Select from the records below every line that has the word "this" in it.

## Start Supplied material

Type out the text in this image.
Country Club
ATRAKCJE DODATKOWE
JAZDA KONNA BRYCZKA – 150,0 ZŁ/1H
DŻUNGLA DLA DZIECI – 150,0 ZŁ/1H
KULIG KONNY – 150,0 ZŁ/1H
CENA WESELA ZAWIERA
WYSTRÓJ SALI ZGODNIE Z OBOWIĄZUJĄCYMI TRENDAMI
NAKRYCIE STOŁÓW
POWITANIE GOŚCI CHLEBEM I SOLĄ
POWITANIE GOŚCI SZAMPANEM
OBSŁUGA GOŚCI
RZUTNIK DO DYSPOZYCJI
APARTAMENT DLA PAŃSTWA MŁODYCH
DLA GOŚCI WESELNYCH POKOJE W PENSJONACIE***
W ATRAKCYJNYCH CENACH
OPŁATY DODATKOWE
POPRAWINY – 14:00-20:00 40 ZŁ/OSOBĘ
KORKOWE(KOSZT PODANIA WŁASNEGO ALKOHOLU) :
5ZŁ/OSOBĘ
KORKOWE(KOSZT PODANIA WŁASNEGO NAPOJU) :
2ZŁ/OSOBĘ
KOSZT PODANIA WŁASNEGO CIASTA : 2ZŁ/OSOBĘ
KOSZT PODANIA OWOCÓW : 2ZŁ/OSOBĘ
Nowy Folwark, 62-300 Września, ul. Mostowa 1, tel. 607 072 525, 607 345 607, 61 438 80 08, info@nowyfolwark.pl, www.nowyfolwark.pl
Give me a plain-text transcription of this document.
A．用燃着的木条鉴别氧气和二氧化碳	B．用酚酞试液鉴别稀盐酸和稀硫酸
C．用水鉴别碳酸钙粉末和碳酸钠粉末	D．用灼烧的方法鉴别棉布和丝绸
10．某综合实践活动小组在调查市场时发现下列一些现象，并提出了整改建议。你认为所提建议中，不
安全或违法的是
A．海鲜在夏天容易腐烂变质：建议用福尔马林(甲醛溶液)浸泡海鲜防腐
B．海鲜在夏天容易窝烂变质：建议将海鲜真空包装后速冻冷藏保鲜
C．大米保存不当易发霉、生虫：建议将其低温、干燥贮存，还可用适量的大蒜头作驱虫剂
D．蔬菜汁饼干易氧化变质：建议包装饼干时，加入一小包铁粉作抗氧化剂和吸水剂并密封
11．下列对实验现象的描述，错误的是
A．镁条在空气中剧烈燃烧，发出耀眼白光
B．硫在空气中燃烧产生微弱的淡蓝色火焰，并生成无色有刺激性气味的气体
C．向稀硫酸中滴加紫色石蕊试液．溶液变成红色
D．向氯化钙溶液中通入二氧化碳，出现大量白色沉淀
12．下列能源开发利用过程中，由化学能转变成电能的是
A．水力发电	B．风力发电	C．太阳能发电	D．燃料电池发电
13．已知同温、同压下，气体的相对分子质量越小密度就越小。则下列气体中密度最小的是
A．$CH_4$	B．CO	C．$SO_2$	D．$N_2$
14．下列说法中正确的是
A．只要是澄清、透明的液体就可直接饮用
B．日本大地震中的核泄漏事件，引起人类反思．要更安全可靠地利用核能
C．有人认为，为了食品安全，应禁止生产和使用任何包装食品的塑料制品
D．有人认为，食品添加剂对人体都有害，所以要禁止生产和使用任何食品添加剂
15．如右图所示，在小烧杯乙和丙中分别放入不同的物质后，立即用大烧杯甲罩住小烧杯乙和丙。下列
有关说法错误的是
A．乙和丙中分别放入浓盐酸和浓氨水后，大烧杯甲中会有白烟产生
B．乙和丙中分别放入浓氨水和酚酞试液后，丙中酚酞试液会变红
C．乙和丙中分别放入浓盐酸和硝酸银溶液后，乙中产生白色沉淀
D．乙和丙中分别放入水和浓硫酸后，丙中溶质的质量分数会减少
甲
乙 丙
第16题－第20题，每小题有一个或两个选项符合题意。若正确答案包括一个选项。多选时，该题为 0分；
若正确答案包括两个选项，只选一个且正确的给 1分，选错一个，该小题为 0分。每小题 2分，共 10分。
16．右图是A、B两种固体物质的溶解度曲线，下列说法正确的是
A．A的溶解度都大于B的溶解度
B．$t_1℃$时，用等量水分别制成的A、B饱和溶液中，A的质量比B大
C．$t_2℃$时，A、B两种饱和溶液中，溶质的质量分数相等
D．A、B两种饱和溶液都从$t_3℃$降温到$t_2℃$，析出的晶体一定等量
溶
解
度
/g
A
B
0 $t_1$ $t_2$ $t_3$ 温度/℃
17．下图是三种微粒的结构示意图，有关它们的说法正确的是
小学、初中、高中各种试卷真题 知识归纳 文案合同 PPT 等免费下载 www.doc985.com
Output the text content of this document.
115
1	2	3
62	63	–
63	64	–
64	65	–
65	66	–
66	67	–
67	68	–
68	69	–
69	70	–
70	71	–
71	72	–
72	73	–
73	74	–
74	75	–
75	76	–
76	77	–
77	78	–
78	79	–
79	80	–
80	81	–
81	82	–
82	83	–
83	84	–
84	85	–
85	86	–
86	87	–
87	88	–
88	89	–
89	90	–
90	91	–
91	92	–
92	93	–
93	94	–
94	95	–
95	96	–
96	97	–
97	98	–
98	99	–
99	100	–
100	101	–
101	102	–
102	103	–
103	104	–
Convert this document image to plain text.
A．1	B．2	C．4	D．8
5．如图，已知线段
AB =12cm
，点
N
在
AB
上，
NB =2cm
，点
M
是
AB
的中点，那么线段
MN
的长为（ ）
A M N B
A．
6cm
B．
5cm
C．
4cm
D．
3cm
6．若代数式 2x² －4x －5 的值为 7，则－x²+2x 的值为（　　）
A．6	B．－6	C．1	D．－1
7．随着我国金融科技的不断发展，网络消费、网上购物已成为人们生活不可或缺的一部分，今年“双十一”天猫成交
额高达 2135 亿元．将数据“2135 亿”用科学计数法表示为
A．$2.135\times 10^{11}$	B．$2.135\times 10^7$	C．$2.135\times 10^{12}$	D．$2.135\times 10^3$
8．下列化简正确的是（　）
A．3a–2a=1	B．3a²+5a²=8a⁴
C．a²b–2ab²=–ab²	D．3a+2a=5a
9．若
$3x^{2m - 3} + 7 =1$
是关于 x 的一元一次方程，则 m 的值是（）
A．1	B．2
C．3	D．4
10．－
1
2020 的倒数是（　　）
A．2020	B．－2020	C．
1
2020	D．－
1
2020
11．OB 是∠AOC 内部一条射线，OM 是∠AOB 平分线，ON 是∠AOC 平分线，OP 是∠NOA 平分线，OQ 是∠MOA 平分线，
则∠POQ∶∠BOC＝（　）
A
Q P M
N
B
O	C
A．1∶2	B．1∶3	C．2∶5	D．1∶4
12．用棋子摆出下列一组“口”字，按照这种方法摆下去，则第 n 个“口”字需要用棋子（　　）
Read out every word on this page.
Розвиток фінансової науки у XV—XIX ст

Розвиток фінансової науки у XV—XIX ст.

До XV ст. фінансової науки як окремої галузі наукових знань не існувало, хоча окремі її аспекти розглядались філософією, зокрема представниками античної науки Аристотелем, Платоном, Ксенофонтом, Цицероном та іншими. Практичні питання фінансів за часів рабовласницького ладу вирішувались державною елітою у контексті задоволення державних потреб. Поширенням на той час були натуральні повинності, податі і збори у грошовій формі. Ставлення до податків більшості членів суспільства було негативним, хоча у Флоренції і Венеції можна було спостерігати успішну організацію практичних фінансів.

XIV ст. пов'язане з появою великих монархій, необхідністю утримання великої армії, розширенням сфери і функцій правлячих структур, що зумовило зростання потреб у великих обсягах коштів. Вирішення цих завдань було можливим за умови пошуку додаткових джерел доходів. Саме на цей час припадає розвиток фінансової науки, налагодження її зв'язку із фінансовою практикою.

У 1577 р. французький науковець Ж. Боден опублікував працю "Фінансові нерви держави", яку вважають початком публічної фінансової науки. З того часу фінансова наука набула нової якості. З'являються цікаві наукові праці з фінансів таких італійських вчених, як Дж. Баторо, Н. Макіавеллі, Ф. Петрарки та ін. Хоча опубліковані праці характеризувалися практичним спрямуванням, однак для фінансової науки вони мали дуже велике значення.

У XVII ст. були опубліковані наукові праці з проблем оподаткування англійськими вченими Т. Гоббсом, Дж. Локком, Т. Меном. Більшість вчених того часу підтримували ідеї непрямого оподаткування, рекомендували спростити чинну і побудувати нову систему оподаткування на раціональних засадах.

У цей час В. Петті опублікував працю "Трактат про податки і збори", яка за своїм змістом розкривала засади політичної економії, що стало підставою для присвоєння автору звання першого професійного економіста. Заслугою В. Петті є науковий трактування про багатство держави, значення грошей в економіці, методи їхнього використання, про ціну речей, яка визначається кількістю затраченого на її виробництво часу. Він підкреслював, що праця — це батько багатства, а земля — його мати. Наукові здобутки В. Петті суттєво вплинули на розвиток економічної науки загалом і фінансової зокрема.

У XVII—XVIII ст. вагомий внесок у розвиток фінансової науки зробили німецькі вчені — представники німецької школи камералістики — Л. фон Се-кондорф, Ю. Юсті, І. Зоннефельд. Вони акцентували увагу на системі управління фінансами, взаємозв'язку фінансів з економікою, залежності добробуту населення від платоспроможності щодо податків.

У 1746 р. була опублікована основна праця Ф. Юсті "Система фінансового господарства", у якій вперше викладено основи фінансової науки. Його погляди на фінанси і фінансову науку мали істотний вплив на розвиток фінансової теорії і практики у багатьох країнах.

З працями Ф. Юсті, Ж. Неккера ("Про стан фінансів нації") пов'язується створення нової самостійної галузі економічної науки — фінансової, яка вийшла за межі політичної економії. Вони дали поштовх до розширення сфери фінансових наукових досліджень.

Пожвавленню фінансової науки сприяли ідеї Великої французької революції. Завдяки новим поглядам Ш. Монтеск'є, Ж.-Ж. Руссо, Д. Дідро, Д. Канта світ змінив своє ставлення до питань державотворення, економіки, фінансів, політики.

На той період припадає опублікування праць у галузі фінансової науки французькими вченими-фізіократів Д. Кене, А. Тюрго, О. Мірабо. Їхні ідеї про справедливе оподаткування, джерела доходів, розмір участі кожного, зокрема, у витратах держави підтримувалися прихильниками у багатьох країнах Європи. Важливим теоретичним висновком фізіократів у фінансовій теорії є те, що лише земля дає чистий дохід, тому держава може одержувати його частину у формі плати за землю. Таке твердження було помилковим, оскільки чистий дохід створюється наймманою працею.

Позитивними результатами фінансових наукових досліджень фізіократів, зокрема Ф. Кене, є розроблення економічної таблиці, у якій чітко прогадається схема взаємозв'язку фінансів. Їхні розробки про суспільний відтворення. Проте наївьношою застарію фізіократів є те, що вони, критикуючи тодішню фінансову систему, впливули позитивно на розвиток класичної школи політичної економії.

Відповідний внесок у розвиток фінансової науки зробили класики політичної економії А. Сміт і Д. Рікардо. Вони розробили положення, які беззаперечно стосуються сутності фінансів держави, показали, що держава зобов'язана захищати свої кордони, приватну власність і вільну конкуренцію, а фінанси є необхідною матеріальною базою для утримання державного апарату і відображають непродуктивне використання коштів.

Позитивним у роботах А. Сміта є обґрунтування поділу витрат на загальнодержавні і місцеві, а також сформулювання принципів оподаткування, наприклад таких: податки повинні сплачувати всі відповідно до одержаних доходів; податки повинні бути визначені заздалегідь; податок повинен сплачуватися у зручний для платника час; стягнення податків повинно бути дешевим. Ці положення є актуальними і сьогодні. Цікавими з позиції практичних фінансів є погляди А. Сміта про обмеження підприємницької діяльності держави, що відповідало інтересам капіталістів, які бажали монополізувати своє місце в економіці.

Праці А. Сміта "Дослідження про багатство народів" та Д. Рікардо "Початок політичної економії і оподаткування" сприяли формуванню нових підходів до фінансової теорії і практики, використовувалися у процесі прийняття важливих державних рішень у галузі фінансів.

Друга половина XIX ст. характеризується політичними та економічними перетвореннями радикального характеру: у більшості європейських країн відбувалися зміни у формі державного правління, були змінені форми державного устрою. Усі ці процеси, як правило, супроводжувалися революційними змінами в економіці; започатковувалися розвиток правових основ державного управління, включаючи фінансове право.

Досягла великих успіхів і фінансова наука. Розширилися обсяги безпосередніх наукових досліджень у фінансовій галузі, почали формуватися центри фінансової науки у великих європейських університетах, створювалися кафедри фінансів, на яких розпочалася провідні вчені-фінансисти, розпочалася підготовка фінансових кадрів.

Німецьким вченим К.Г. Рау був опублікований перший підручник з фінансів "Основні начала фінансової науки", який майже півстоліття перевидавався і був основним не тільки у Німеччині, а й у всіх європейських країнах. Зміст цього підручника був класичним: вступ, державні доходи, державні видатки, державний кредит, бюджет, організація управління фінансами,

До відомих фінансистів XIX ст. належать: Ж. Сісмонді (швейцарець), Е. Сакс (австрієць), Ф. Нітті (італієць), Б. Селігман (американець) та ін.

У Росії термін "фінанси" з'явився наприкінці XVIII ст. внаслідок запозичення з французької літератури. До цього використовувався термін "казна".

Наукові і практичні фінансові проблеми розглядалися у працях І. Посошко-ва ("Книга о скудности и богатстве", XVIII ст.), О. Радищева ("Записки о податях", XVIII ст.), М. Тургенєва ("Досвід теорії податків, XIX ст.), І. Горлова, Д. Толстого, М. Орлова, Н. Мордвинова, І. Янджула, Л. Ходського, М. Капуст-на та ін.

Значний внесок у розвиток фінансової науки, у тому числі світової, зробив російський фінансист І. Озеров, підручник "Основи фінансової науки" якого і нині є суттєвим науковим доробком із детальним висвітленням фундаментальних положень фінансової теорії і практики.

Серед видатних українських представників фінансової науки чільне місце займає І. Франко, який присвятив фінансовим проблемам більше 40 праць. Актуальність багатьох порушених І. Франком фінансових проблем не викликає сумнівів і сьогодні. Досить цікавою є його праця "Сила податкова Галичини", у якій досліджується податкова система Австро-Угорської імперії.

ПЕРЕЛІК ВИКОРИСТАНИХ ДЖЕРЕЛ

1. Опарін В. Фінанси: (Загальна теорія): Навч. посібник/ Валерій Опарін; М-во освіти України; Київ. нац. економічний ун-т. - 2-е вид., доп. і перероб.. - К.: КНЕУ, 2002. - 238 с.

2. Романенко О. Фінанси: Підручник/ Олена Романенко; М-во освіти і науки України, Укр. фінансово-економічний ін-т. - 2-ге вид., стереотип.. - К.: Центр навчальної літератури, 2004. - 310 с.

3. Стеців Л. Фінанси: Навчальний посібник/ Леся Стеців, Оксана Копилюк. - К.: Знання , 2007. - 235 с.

## End Supplied material

**Answer in full:**
Type out the text in this image.
Give me a plain-text transcription of this document.
Output the text content of this document.
Convert this document image to plain text.
Read out every word on this page.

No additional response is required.